Reproduce the records below exactly as they appear.

------ Provided entries

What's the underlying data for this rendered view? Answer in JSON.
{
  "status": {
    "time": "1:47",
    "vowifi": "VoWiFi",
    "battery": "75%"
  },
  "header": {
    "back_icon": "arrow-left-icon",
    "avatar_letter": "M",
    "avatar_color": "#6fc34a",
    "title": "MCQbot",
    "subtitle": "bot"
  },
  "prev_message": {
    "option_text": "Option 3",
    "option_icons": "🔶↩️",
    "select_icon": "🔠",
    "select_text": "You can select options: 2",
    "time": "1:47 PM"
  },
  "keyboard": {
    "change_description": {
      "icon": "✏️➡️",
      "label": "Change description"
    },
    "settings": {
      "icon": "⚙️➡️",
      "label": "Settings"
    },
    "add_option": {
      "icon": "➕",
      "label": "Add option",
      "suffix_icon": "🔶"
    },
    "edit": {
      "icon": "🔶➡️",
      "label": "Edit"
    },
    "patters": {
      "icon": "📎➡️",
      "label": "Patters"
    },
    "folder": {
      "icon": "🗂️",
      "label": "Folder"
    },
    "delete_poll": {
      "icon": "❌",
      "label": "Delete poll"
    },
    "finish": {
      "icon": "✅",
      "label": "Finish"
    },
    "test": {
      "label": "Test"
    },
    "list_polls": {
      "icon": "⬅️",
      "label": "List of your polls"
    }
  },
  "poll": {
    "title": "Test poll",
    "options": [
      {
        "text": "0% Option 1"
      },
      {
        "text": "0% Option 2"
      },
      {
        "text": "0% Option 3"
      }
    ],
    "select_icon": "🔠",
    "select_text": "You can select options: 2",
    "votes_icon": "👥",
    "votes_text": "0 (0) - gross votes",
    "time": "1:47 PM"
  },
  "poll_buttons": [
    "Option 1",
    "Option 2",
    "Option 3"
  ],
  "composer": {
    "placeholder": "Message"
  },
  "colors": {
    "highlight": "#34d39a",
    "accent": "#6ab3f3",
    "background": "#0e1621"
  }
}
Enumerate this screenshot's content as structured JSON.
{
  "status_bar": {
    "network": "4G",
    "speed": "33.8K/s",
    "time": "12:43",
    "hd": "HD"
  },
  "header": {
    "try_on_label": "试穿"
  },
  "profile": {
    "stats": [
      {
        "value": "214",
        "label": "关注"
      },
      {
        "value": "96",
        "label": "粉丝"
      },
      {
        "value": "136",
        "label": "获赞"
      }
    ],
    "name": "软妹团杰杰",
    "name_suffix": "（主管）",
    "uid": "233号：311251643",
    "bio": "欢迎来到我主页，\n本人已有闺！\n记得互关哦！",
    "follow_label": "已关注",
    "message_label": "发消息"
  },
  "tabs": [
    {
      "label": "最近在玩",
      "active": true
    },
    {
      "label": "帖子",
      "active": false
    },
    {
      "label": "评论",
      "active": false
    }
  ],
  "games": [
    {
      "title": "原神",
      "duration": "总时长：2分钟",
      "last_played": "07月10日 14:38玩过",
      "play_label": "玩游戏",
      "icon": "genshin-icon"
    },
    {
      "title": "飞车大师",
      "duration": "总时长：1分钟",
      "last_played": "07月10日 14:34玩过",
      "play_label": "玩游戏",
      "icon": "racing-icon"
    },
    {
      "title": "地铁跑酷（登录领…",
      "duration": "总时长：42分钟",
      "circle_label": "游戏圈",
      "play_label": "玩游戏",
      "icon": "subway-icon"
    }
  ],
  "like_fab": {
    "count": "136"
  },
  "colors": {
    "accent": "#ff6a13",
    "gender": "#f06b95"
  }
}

------------

#### Solution to this task:
What's the underlying data for this rendered view? Answer in JSON.
{
  "status": {
    "time": "1:47",
    "vowifi": "VoWiFi",
    "battery": "75%"
  },
  "header": {
    "back_icon": "arrow-left-icon",
    "avatar_letter": "M",
    "avatar_color": "#6fc34a",
    "title": "MCQbot",
    "subtitle": "bot"
  },
  "prev_message": {
    "option_text": "Option 3",
    "option_icons": "🔶↩️",
    "select_icon": "🔠",
    "select_text": "You can select options: 2",
    "time": "1:47 PM"
  },
  "keyboard": {
    "change_description": {
      "icon": "✏️➡️",
      "label": "Change description"
    },
    "settings": {
      "icon": "⚙️➡️",
      "label": "Settings"
    },
    "add_option": {
      "icon": "➕",
      "label": "Add option",
      "suffix_icon": "🔶"
    },
    "edit": {
      "icon": "🔶➡️",
      "label": "Edit"
    },
    "patters": {
      "icon": "📎➡️",
      "label": "Patters"
    },
    "folder": {
      "icon": "🗂️",
      "label": "Folder"
    },
    "delete_poll": {
      "icon": "❌",
      "label": "Delete poll"
    },
    "finish": {
      "icon": "✅",
      "label": "Finish"
    },
    "test": {
      "label": "Test"
    },
    "list_polls": {
      "icon": "⬅️",
      "label": "List of your polls"
    }
  },
  "poll": {
    "title": "Test poll",
    "options": [
      {
        "text": "0% Option 1"
      },
      {
        "text": "0% Option 2"
      },
      {
        "text": "0% Option 3"
      }
    ],
    "select_icon": "🔠",
    "select_text": "You can select options: 2",
    "votes_icon": "👥",
    "votes_text": "0 (0) - gross votes",
    "time": "1:47 PM"
  },
  "poll_buttons": [
    "Option 1",
    "Option 2",
    "Option 3"
  ],
  "composer": {
    "placeholder": "Message"
  },
  "colors": {
    "highlight": "#34d39a",
    "accent": "#6ab3f3",
    "background": "#0e1621"
  }
}
Enumerate this screenshot's content as structured JSON.
{
  "status_bar": {
    "network": "4G",
    "speed": "33.8K/s",
    "time": "12:43",
    "hd": "HD"
  },
  "header": {
    "try_on_label": "试穿"
  },
  "profile": {
    "stats": [
      {
        "value": "214",
        "label": "关注"
      },
      {
        "value": "96",
        "label": "粉丝"
      },
      {
        "value": "136",
        "label": "获赞"
      }
    ],
    "name": "软妹团杰杰",
    "name_suffix": "（主管）",
    "uid": "233号：311251643",
    "bio": "欢迎来到我主页，\n本人已有闺！\n记得互关哦！",
    "follow_label": "已关注",
    "message_label": "发消息"
  },
  "tabs": [
    {
      "label": "最近在玩",
      "active": true
    },
    {
      "label": "帖子",
      "active": false
    },
    {
      "label": "评论",
      "active": false
    }
  ],
  "games": [
    {
      "title": "原神",
      "duration": "总时长：2分钟",
      "last_played": "07月10日 14:38玩过",
      "play_label": "玩游戏",
      "icon": "genshin-icon"
    },
    {
      "title": "飞车大师",
      "duration": "总时长：1分钟",
      "last_played": "07月10日 14:34玩过",
      "play_label": "玩游戏",
      "icon": "racing-icon"
    },
    {
      "title": "地铁跑酷（登录领…",
      "duration": "总时长：42分钟",
      "circle_label": "游戏圈",
      "play_label": "玩游戏",
      "icon": "subway-icon"
    }
  ],
  "like_fab": {
    "count": "136"
  },
  "colors": {
    "accent": "#ff6a13",
    "gender": "#f06b95"
  }
}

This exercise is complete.